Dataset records

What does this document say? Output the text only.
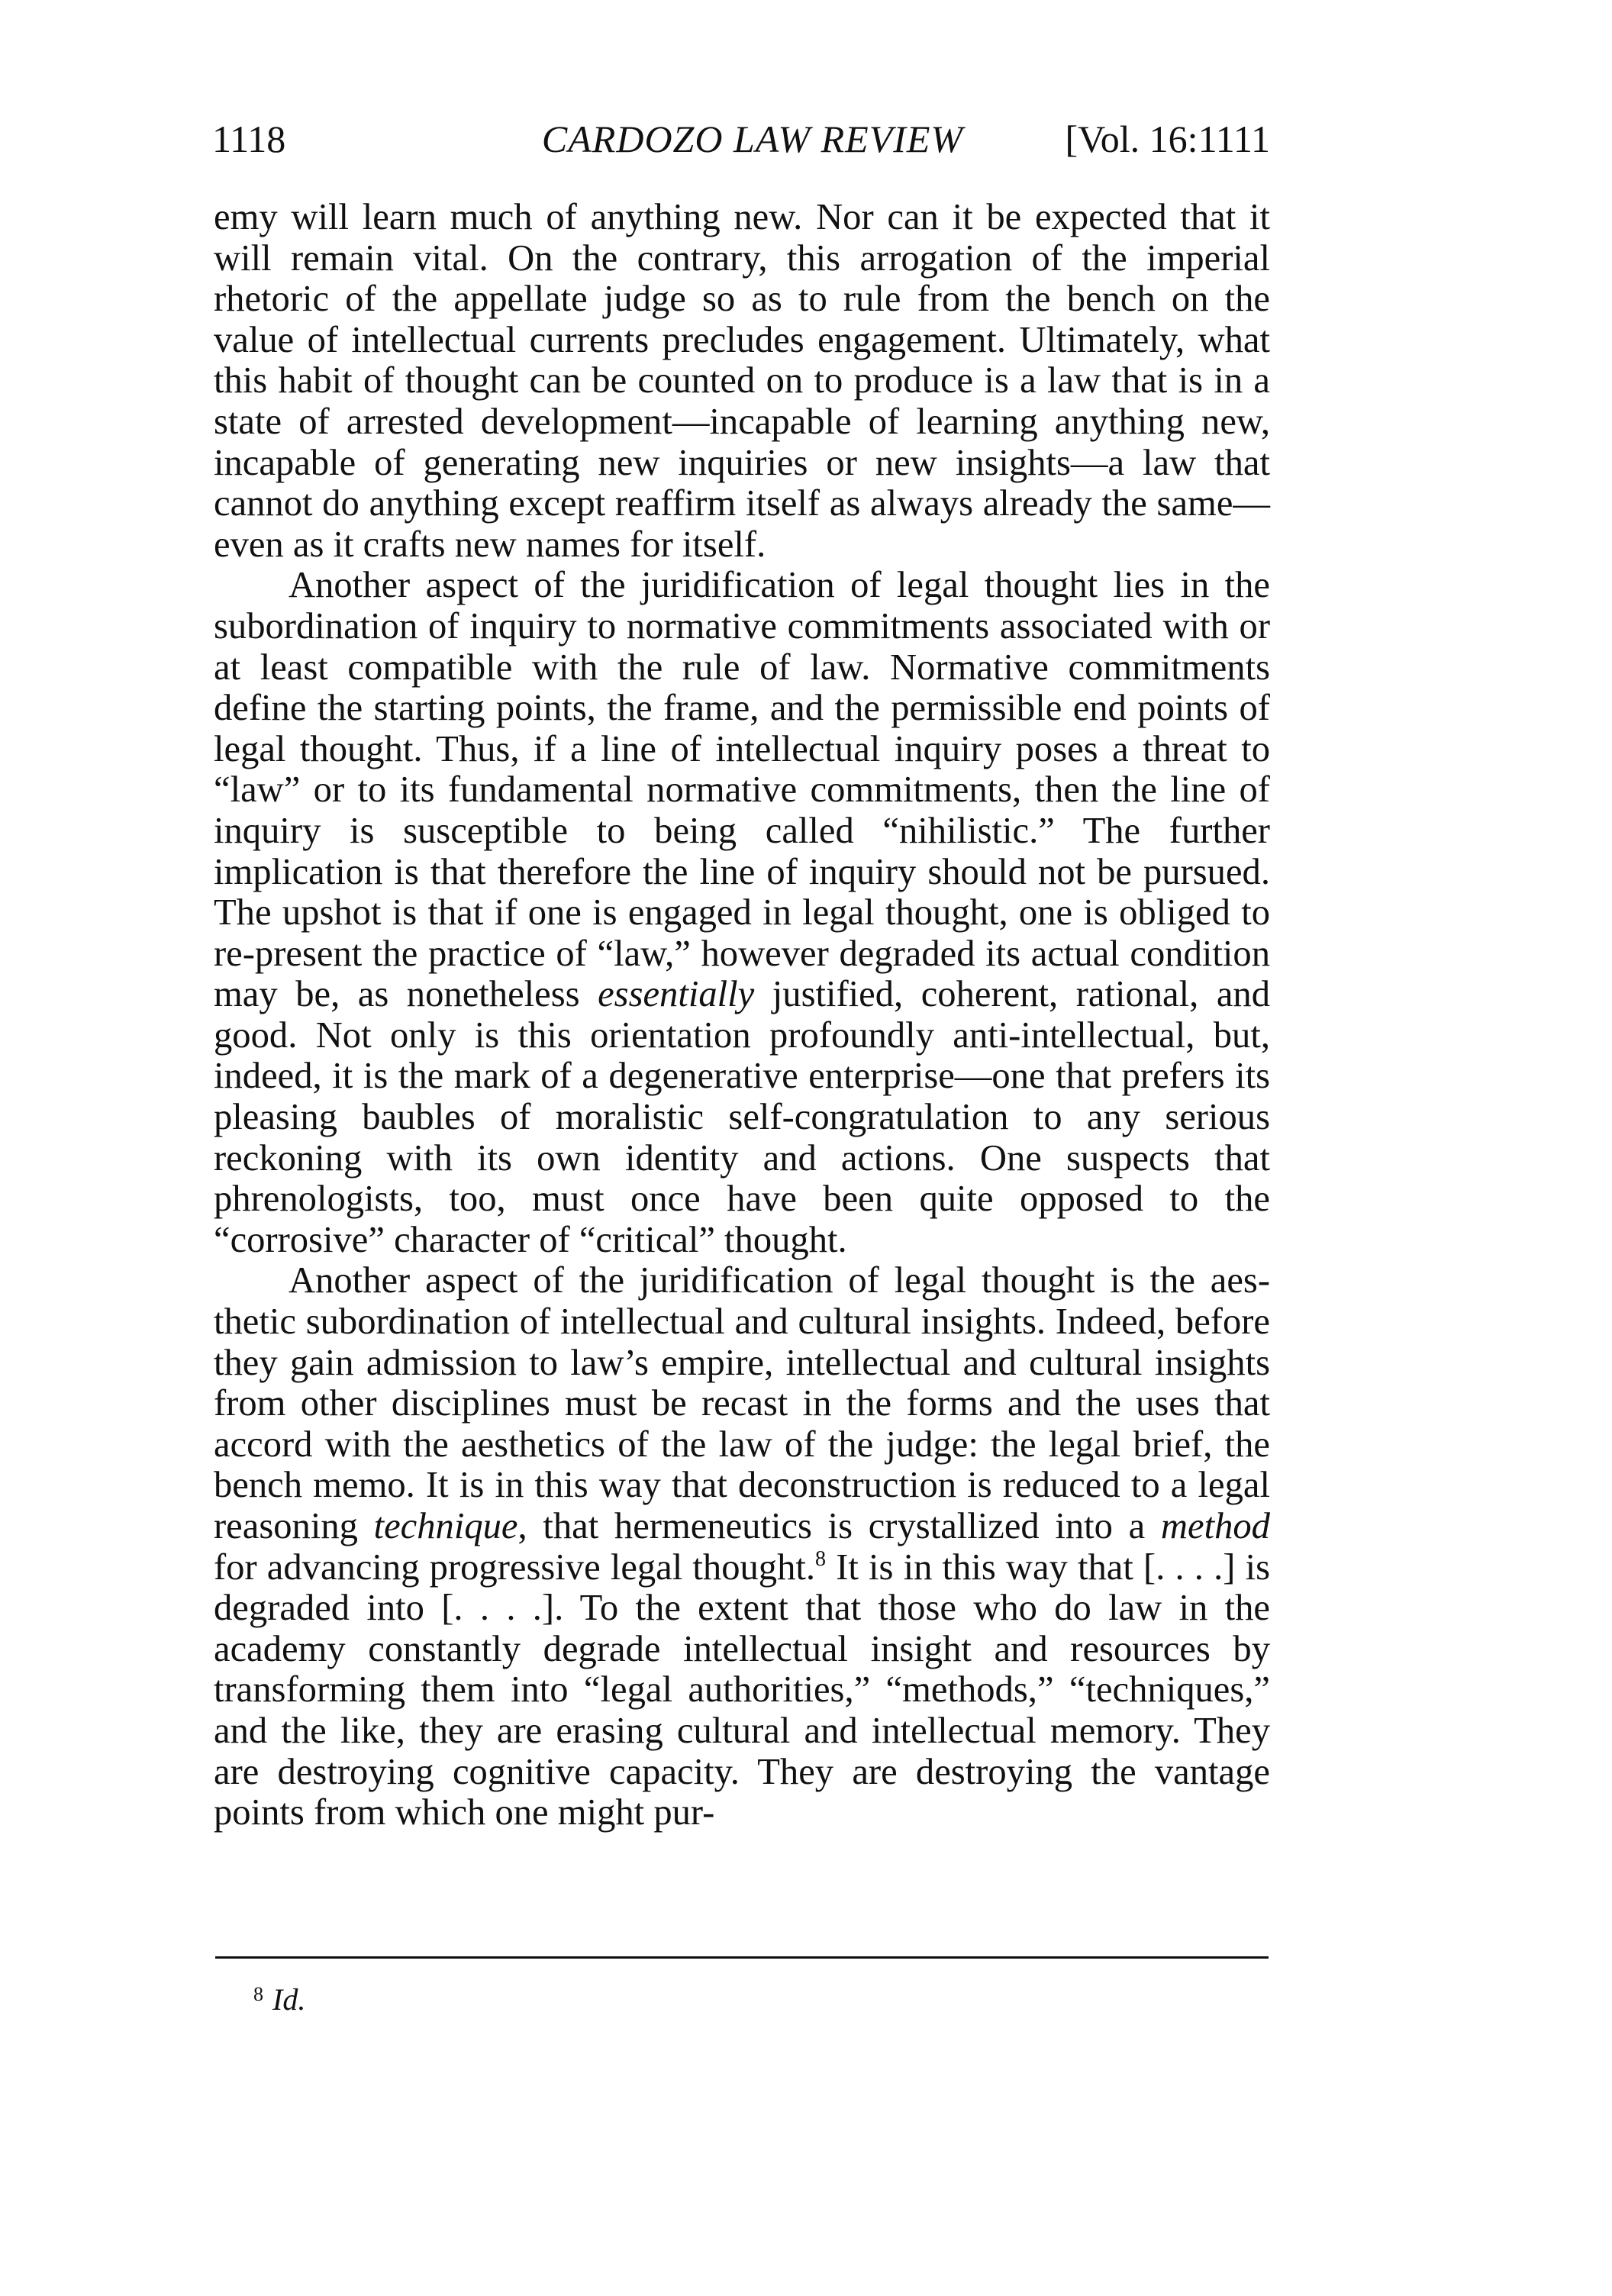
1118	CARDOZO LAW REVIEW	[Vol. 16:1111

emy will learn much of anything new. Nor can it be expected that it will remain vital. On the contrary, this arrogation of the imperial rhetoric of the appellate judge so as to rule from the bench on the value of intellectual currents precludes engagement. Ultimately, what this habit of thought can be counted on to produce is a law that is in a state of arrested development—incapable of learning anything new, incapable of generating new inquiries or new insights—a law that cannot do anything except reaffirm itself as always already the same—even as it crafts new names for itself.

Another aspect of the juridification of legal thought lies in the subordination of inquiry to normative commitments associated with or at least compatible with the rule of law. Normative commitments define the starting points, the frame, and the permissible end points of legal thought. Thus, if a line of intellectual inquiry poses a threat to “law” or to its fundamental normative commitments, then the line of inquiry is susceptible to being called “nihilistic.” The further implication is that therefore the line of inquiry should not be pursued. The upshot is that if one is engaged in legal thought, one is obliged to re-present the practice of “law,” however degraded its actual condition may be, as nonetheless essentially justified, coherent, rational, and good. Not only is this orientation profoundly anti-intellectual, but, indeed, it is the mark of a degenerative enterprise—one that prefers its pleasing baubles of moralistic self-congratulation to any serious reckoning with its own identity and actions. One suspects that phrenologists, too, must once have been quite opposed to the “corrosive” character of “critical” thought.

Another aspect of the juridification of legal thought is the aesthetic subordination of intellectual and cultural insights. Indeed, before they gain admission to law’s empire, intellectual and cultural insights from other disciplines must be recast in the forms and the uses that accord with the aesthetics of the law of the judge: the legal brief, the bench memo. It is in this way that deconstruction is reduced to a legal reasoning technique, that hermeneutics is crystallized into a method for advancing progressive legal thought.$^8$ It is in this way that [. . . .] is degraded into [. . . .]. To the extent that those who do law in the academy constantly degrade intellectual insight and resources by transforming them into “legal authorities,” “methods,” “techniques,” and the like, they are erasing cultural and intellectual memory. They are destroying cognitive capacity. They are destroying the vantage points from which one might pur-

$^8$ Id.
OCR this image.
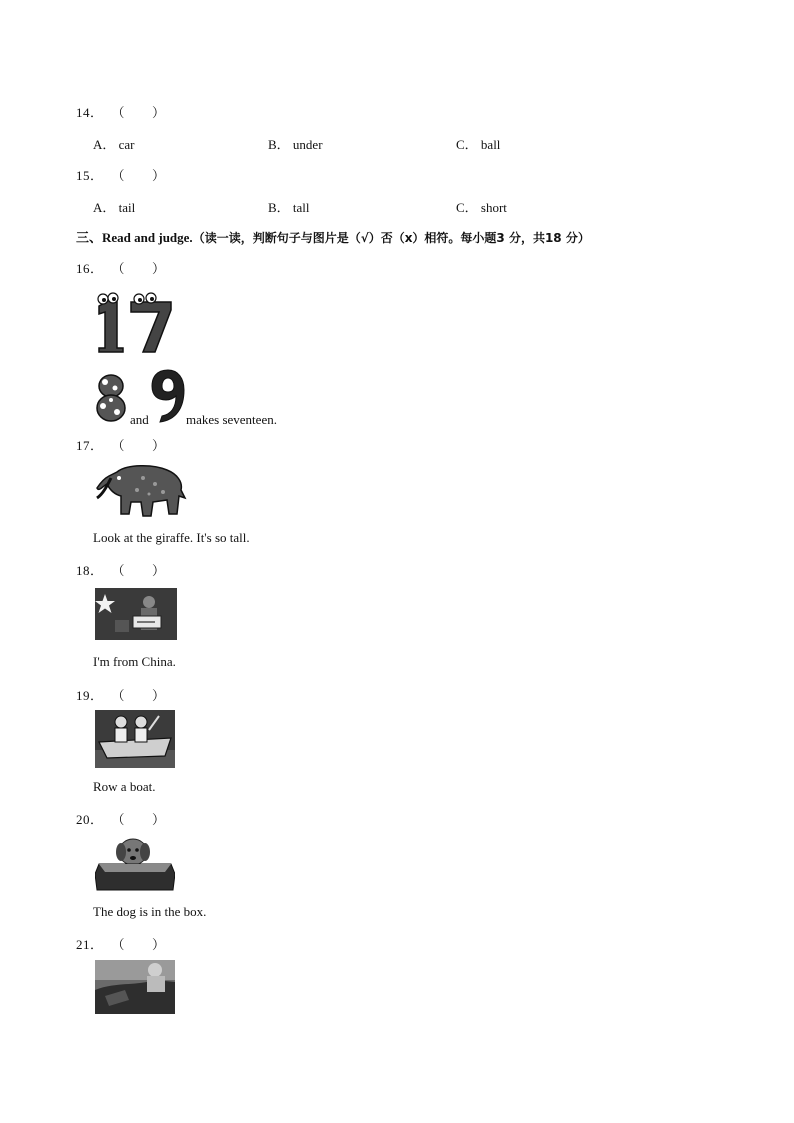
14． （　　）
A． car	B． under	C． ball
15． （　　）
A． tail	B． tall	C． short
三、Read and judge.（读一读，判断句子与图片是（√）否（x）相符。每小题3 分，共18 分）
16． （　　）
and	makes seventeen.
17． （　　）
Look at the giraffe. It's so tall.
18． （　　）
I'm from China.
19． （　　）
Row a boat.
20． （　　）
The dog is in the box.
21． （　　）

_Instructions for the task_
Leaving out every picture, copy exactly the lines from the one that contains "OCR this image." through the end of the entries above.

_Exercise solution_
OCR this image.
14． （　　）
A． car	B． under	C． ball
15． （　　）
A． tail	B． tall	C． short
三、Read and judge.（读一读，判断句子与图片是（√）否（x）相符。每小题3 分，共18 分）
16． （　　）
and	makes seventeen.
17． （　　）
Look at the giraffe. It's so tall.
18． （　　）
I'm from China.
19． （　　）
Row a boat.
20． （　　）
The dog is in the box.
21． （　　）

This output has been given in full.